▶ Dataset entries on figures:
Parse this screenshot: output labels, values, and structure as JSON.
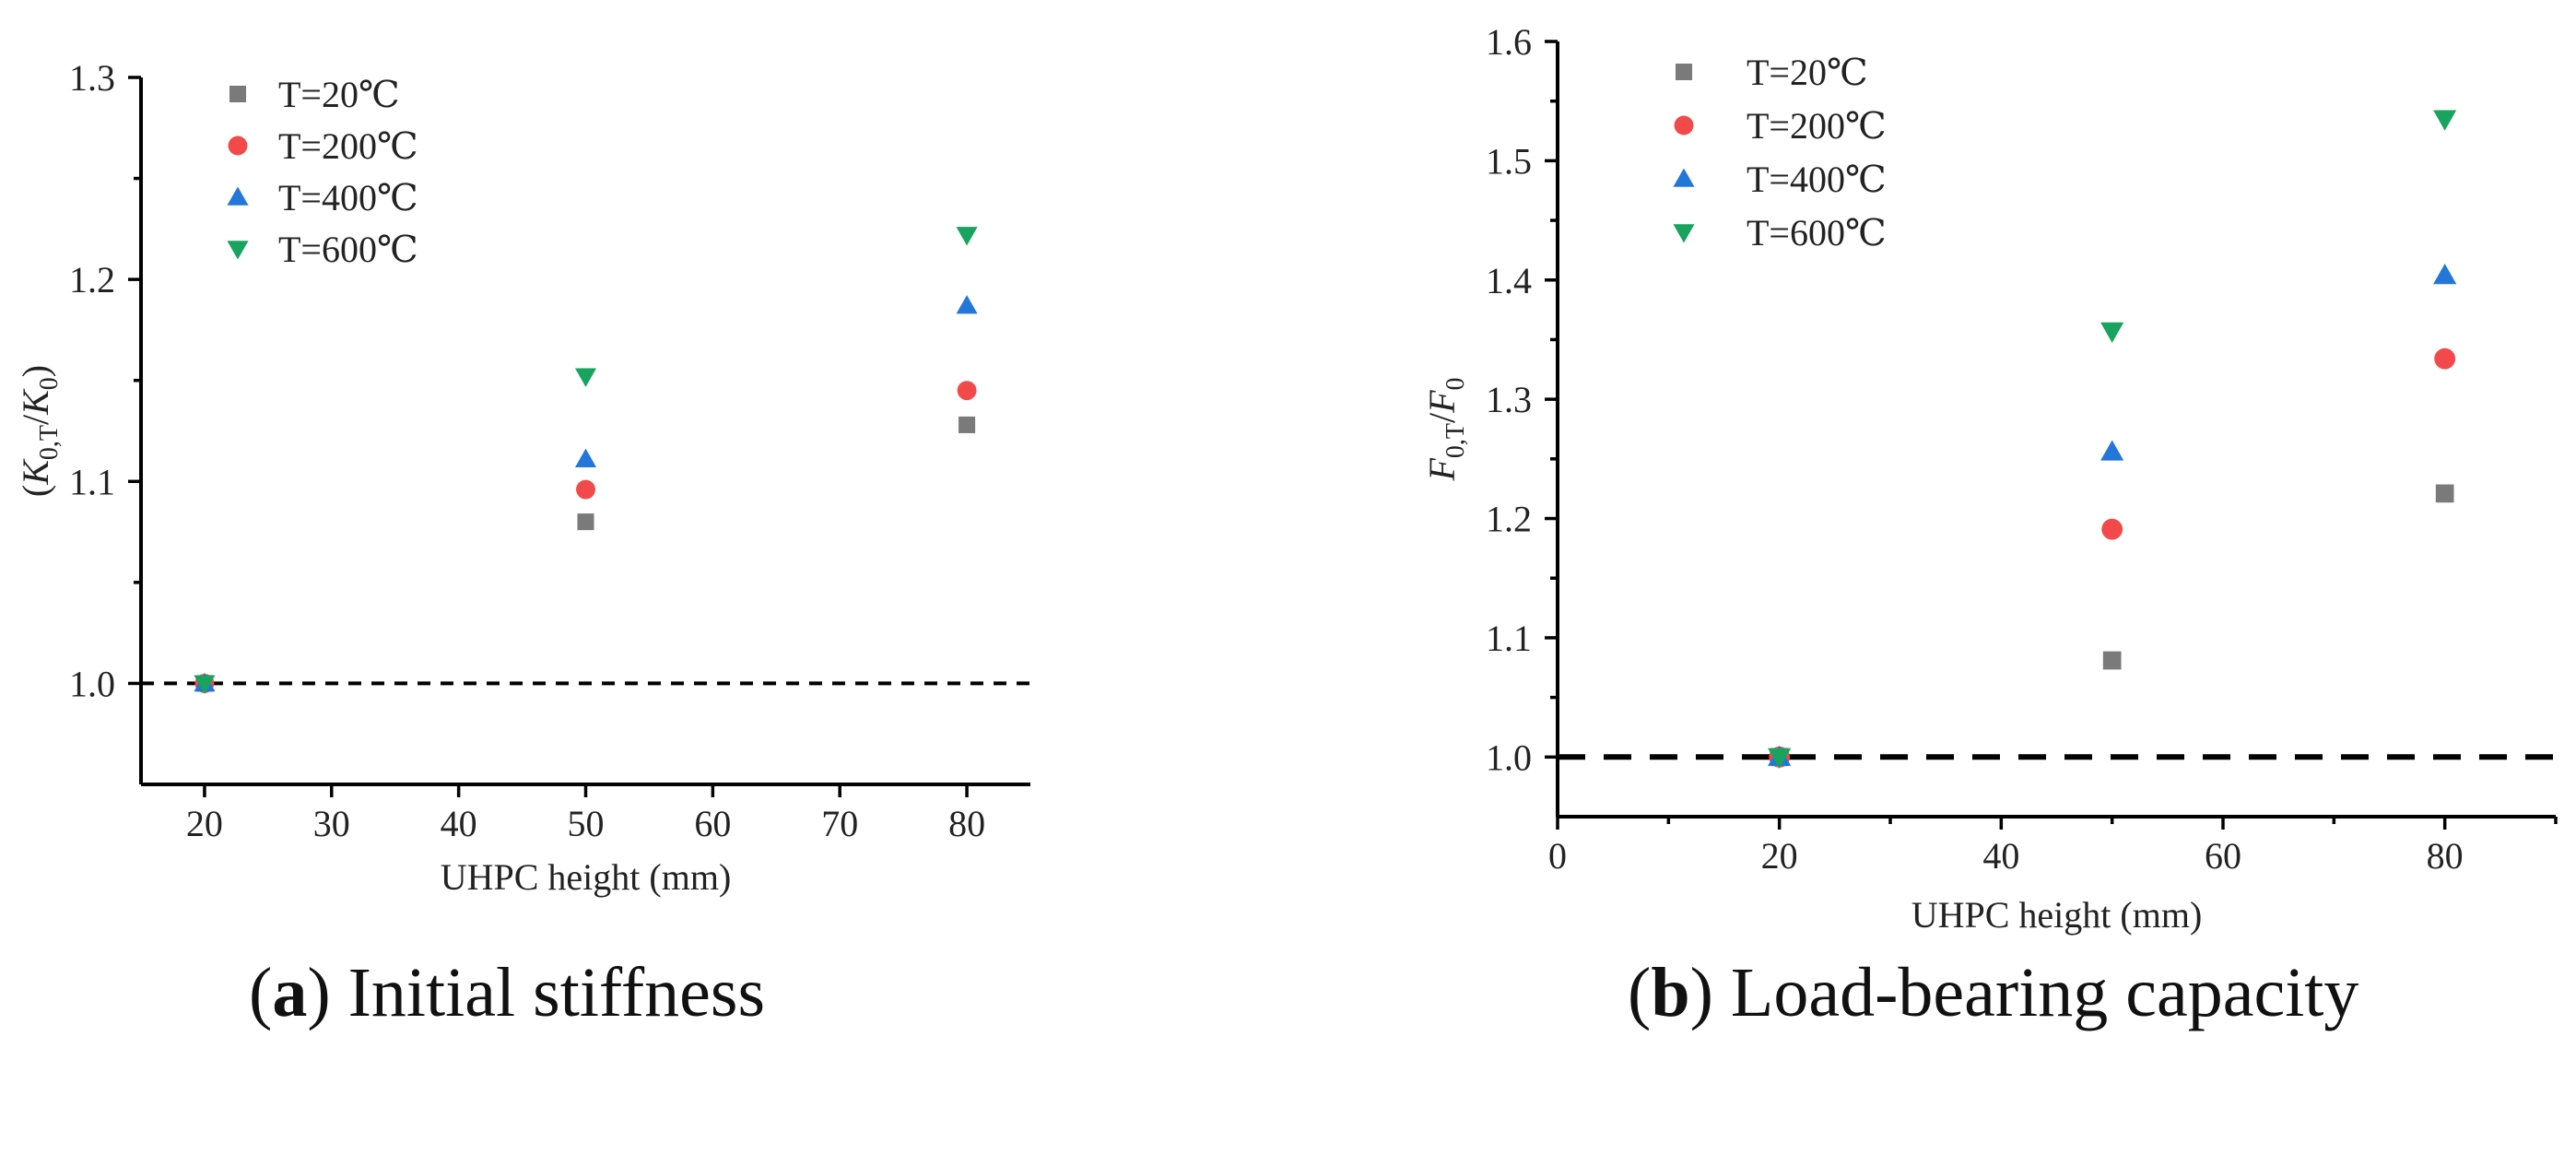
{
  "chart_data": [
    {
      "type": "scatter",
      "panel": "a",
      "caption_letter": "a",
      "caption_text": "Initial stiffness",
      "title": "",
      "xlabel": "UHPC height (mm)",
      "ylabel_parts": {
        "open": "(",
        "var": "K",
        "sub": "0,T",
        "slash": "/",
        "var2": "K",
        "sub2": "0",
        "close": ")"
      },
      "xlim": [
        15,
        85
      ],
      "ylim": [
        0.95,
        1.3
      ],
      "xticks": [
        20,
        30,
        40,
        50,
        60,
        70,
        80
      ],
      "xtick_labels": [
        "20",
        "30",
        "40",
        "50",
        "60",
        "70",
        "80"
      ],
      "yticks": [
        1.0,
        1.1,
        1.2,
        1.3
      ],
      "ytick_labels": [
        "1.0",
        "1.1",
        "1.2",
        "1.3"
      ],
      "reference_line": 1.0,
      "legend_position": "top-left",
      "series": [
        {
          "name": "T=20℃",
          "x": [
            20,
            50,
            80
          ],
          "y": [
            1.0,
            1.08,
            1.128
          ]
        },
        {
          "name": "T=200℃",
          "x": [
            20,
            50,
            80
          ],
          "y": [
            1.0,
            1.096,
            1.145
          ]
        },
        {
          "name": "T=400℃",
          "x": [
            20,
            50,
            80
          ],
          "y": [
            1.0,
            1.111,
            1.187
          ]
        },
        {
          "name": "T=600℃",
          "x": [
            20,
            50,
            80
          ],
          "y": [
            1.0,
            1.152,
            1.222
          ]
        }
      ]
    },
    {
      "type": "scatter",
      "panel": "b",
      "caption_letter": "b",
      "caption_text": "Load-bearing capacity",
      "title": "",
      "xlabel": "UHPC height (mm)",
      "ylabel_parts": {
        "open": "",
        "var": "F",
        "sub": "0,T",
        "slash": "/",
        "var2": "F",
        "sub2": "0",
        "close": ""
      },
      "xlim": [
        0,
        90
      ],
      "ylim": [
        0.95,
        1.6
      ],
      "xticks": [
        0,
        20,
        40,
        60,
        80
      ],
      "xtick_labels": [
        "0",
        "20",
        "40",
        "60",
        "80"
      ],
      "yticks": [
        1.0,
        1.1,
        1.2,
        1.3,
        1.4,
        1.5,
        1.6
      ],
      "ytick_labels": [
        "1.0",
        "1.1",
        "1.2",
        "1.3",
        "1.4",
        "1.5",
        "1.6"
      ],
      "reference_line": 1.0,
      "legend_position": "top-left",
      "series": [
        {
          "name": "T=20℃",
          "x": [
            20,
            50,
            80
          ],
          "y": [
            1.0,
            1.081,
            1.221
          ]
        },
        {
          "name": "T=200℃",
          "x": [
            20,
            50,
            80
          ],
          "y": [
            1.0,
            1.191,
            1.334
          ]
        },
        {
          "name": "T=400℃",
          "x": [
            20,
            50,
            80
          ],
          "y": [
            1.0,
            1.256,
            1.404
          ]
        },
        {
          "name": "T=600℃",
          "x": [
            20,
            50,
            80
          ],
          "y": [
            1.0,
            1.357,
            1.535
          ]
        }
      ]
    }
  ],
  "series_styles": [
    {
      "marker": "square",
      "color": "#7a7a7a"
    },
    {
      "marker": "circle",
      "color": "#f24a4a"
    },
    {
      "marker": "triangle-up",
      "color": "#2377d9"
    },
    {
      "marker": "triangle-down",
      "color": "#18a35f"
    }
  ]
}
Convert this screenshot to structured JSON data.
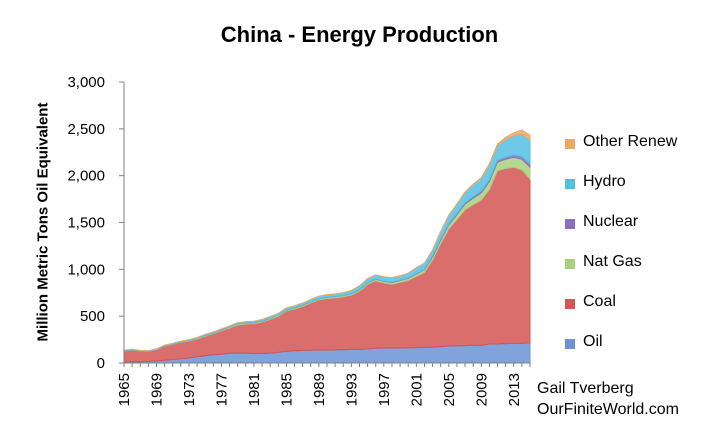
{
  "chart_data": {
    "type": "area",
    "stacked": true,
    "title": "China - Energy Production",
    "xlabel": "",
    "ylabel": "Million Metric Tons Oil Equivalent",
    "x": [
      1965,
      1966,
      1967,
      1968,
      1969,
      1970,
      1971,
      1972,
      1973,
      1974,
      1975,
      1976,
      1977,
      1978,
      1979,
      1980,
      1981,
      1982,
      1983,
      1984,
      1985,
      1986,
      1987,
      1988,
      1989,
      1990,
      1991,
      1992,
      1993,
      1994,
      1995,
      1996,
      1997,
      1998,
      1999,
      2000,
      2001,
      2002,
      2003,
      2004,
      2005,
      2006,
      2007,
      2008,
      2009,
      2010,
      2011,
      2012,
      2013,
      2014,
      2015
    ],
    "x_tick_labels": [
      "1965",
      "1969",
      "1973",
      "1977",
      "1981",
      "1985",
      "1989",
      "1993",
      "1997",
      "2001",
      "2005",
      "2009",
      "2013"
    ],
    "ylim": [
      0,
      3000
    ],
    "y_ticks": [
      0,
      500,
      1000,
      1500,
      2000,
      2500,
      3000
    ],
    "y_tick_labels": [
      "0",
      "500",
      "1,000",
      "1,500",
      "2,000",
      "2,500",
      "3,000"
    ],
    "grid": false,
    "legend_position": "right",
    "series": [
      {
        "name": "Oil",
        "color": "#6b93d6",
        "values": [
          12,
          15,
          14,
          16,
          22,
          30,
          38,
          45,
          54,
          65,
          77,
          87,
          94,
          104,
          106,
          106,
          101,
          102,
          106,
          114,
          125,
          131,
          134,
          137,
          138,
          138,
          140,
          142,
          145,
          146,
          150,
          158,
          160,
          161,
          160,
          162,
          164,
          167,
          170,
          175,
          181,
          183,
          186,
          190,
          189,
          203,
          203,
          207,
          210,
          211,
          215
        ]
      },
      {
        "name": "Coal",
        "color": "#d45552",
        "values": [
          118,
          125,
          112,
          108,
          120,
          150,
          160,
          176,
          180,
          190,
          210,
          225,
          250,
          270,
          300,
          310,
          320,
          335,
          360,
          385,
          430,
          445,
          470,
          505,
          535,
          550,
          555,
          565,
          580,
          620,
          690,
          720,
          695,
          680,
          700,
          720,
          760,
          800,
          930,
          1100,
          1250,
          1350,
          1450,
          1500,
          1550,
          1650,
          1850,
          1870,
          1880,
          1850,
          1750
        ]
      },
      {
        "name": "Nat Gas",
        "color": "#a9d07e",
        "values": [
          1,
          1,
          1,
          1,
          2,
          3,
          3,
          4,
          5,
          6,
          7,
          8,
          9,
          10,
          11,
          11,
          10,
          10,
          10,
          10,
          11,
          12,
          12,
          12,
          13,
          13,
          13,
          13,
          14,
          15,
          15,
          17,
          18,
          19,
          21,
          23,
          26,
          28,
          31,
          36,
          44,
          52,
          62,
          70,
          77,
          86,
          93,
          98,
          106,
          114,
          125
        ]
      },
      {
        "name": "Nuclear",
        "color": "#8b6fc1",
        "values": [
          0,
          0,
          0,
          0,
          0,
          0,
          0,
          0,
          0,
          0,
          0,
          0,
          0,
          0,
          0,
          0,
          0,
          0,
          0,
          0,
          0,
          0,
          0,
          0,
          0,
          0,
          0,
          0,
          0,
          3,
          3,
          3,
          3,
          3,
          3,
          4,
          4,
          5,
          10,
          11,
          12,
          12,
          14,
          15,
          16,
          17,
          20,
          22,
          25,
          30,
          38
        ]
      },
      {
        "name": "Hydro",
        "color": "#54bfe1",
        "values": [
          5,
          6,
          6,
          6,
          6,
          7,
          8,
          8,
          9,
          10,
          11,
          11,
          11,
          12,
          13,
          14,
          15,
          17,
          19,
          20,
          21,
          22,
          23,
          25,
          27,
          29,
          29,
          30,
          35,
          40,
          43,
          43,
          44,
          48,
          46,
          50,
          63,
          65,
          64,
          80,
          90,
          98,
          110,
          130,
          140,
          160,
          155,
          190,
          205,
          240,
          250
        ]
      },
      {
        "name": "Other Renew",
        "color": "#f0a665",
        "values": [
          0,
          0,
          0,
          0,
          0,
          0,
          0,
          0,
          0,
          0,
          0,
          0,
          0,
          0,
          0,
          0,
          0,
          0,
          0,
          0,
          0,
          0,
          0,
          0,
          0,
          0,
          0,
          0,
          0,
          0,
          0,
          0,
          0,
          0,
          0,
          0,
          1,
          1,
          1,
          2,
          2,
          3,
          4,
          5,
          7,
          12,
          17,
          23,
          32,
          42,
          55
        ]
      }
    ]
  },
  "credit": {
    "line1": "Gail Tverberg",
    "line2": "OurFiniteWorld.com"
  }
}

▶ Short exercise: From the data, list each line in which the string "JSON" appears.

▶ Result of this exercise:
Parse this screenshot: output labels, values, and structure as JSON.
Convert this screenshot to structured JSON data.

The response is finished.